— Begin —

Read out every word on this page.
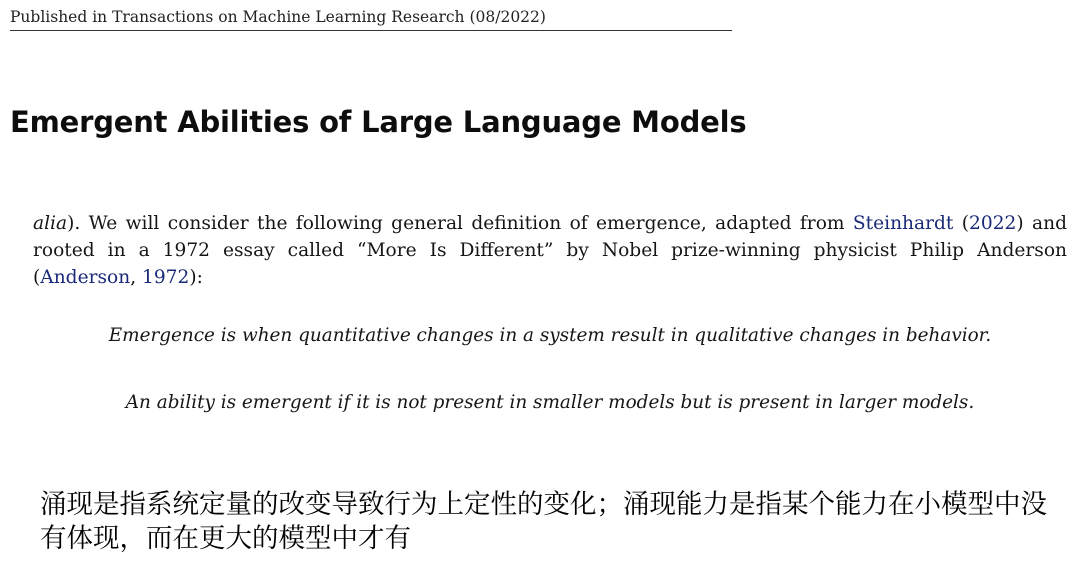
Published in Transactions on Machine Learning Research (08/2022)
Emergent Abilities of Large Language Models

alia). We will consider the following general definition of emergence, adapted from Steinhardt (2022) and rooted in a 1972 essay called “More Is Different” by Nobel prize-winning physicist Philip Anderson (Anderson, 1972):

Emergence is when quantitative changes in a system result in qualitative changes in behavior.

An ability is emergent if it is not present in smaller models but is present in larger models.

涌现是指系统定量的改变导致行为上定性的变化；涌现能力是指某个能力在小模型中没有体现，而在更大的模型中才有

— End —

— SET PROBLEM —
Set each line of the records down exactly, leaving every picture out.

— THE RESULT —
Read out every word on this page.
Published in Transactions on Machine Learning Research (08/2022)
Emergent Abilities of Large Language Models

alia). We will consider the following general definition of emergence, adapted from Steinhardt (2022) and rooted in a 1972 essay called “More Is Different” by Nobel prize-winning physicist Philip Anderson (Anderson, 1972):

Emergence is when quantitative changes in a system result in qualitative changes in behavior.

An ability is emergent if it is not present in smaller models but is present in larger models.

涌现是指系统定量的改变导致行为上定性的变化；涌现能力是指某个能力在小模型中没有体现，而在更大的模型中才有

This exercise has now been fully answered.